> _PROBLEM STATEMENT_: Copy out the records in full, word for word, without pictures.

(Stored data)
+ + + + + + +
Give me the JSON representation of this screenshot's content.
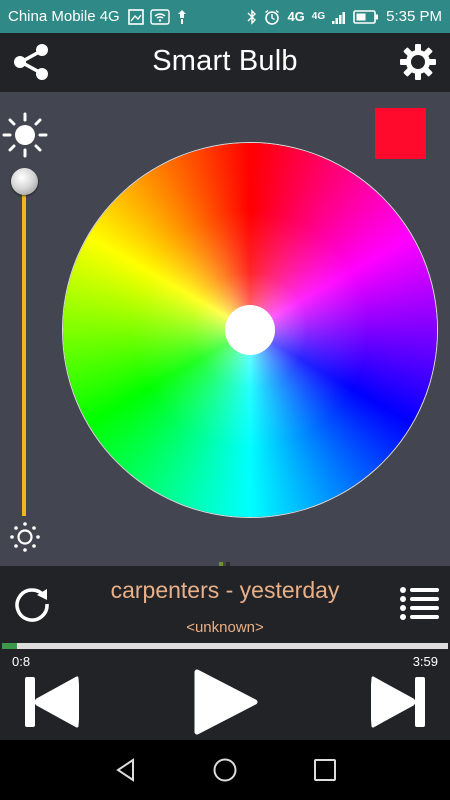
{
  "status_bar": {
    "carrier": "China Mobile 4G",
    "network_label_1": "4G",
    "network_label_2": "4G",
    "time": "5:35 PM",
    "icons": [
      "image-icon",
      "wifi-icon",
      "notification-icon",
      "bluetooth-icon",
      "alarm-icon",
      "signal-icon",
      "battery-icon"
    ]
  },
  "app_bar": {
    "title": "Smart Bulb",
    "left_icon": "share-icon",
    "right_icon": "gear-icon"
  },
  "color_picker": {
    "selected_color": "#ff0a2c",
    "brightness_level": 1.0,
    "wheel_background": "#434650"
  },
  "player": {
    "song_title": "carpenters - yesterday",
    "artist": "<unknown>",
    "elapsed": "0:8",
    "duration": "3:59",
    "progress": 0.034,
    "accent_color": "#e8b089",
    "progress_color": "#3a9a4a"
  },
  "nav_bar": {
    "icons": [
      "back-icon",
      "home-icon",
      "recent-apps-icon"
    ]
  }
}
+ + + + + + +
> _RESULT OF THE TASK_:
Give me the JSON representation of this screenshot's content.
{
  "status_bar": {
    "carrier": "China Mobile 4G",
    "network_label_1": "4G",
    "network_label_2": "4G",
    "time": "5:35 PM",
    "icons": [
      "image-icon",
      "wifi-icon",
      "notification-icon",
      "bluetooth-icon",
      "alarm-icon",
      "signal-icon",
      "battery-icon"
    ]
  },
  "app_bar": {
    "title": "Smart Bulb",
    "left_icon": "share-icon",
    "right_icon": "gear-icon"
  },
  "color_picker": {
    "selected_color": "#ff0a2c",
    "brightness_level": 1.0,
    "wheel_background": "#434650"
  },
  "player": {
    "song_title": "carpenters - yesterday",
    "artist": "<unknown>",
    "elapsed": "0:8",
    "duration": "3:59",
    "progress": 0.034,
    "accent_color": "#e8b089",
    "progress_color": "#3a9a4a"
  },
  "nav_bar": {
    "icons": [
      "back-icon",
      "home-icon",
      "recent-apps-icon"
    ]
  }
}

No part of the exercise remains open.